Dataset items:

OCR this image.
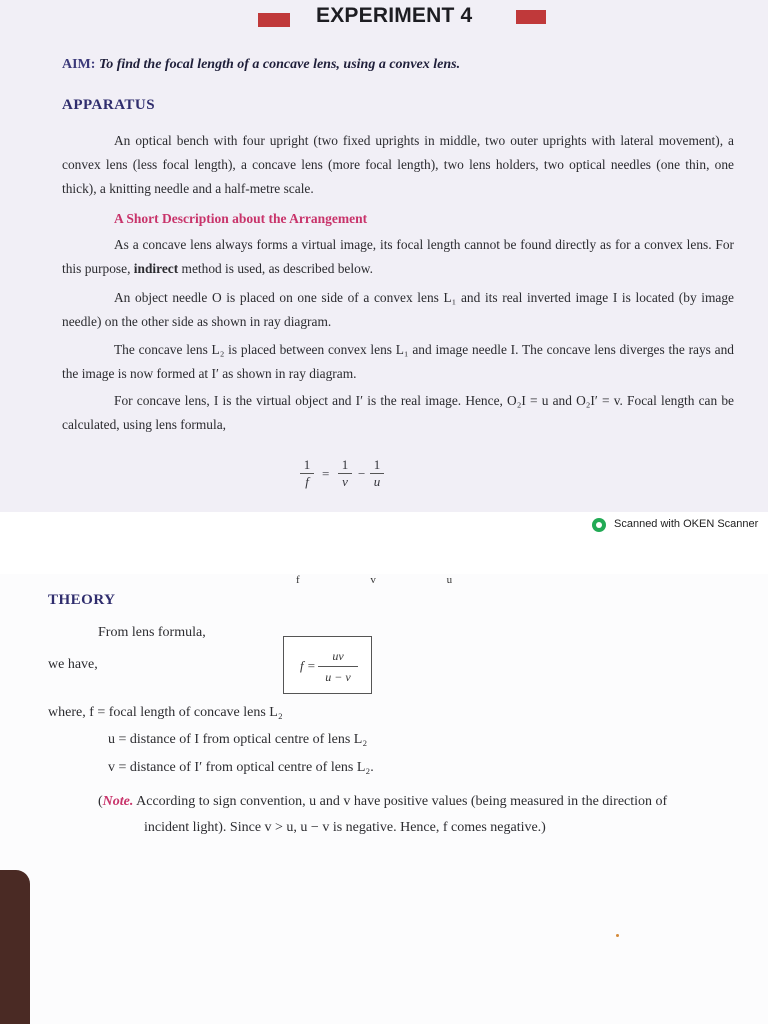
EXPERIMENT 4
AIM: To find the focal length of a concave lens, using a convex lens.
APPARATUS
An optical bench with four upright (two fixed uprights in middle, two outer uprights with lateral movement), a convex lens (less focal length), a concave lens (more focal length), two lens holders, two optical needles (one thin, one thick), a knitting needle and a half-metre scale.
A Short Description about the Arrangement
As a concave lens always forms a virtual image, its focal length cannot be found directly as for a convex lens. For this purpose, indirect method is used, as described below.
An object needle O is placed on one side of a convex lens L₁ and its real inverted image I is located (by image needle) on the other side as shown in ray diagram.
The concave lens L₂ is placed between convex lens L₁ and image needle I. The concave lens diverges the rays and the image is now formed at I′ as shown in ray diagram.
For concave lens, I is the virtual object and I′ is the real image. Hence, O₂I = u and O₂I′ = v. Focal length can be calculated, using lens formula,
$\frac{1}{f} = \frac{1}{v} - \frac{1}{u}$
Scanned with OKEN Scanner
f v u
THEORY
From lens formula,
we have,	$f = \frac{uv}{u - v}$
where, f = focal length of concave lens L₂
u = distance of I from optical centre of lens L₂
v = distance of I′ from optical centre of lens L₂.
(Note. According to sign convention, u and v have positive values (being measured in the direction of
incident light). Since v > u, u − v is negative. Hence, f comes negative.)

Written exercise — Gather all lines of the records that include the word "needle".

The completed task —
An optical bench with four upright (two fixed uprights in middle, two outer uprights with lateral movement), a convex lens (less focal length), a concave lens (more focal length), two lens holders, two optical needles (one thin, one thick), a knitting needle and a half-metre scale.
An object needle O is placed on one side of a convex lens L₁ and its real inverted image I is located (by image needle) on the other side as shown in ray diagram.
The concave lens L₂ is placed between convex lens L₁ and image needle I. The concave lens diverges the rays and the image is now formed at I′ as shown in ray diagram.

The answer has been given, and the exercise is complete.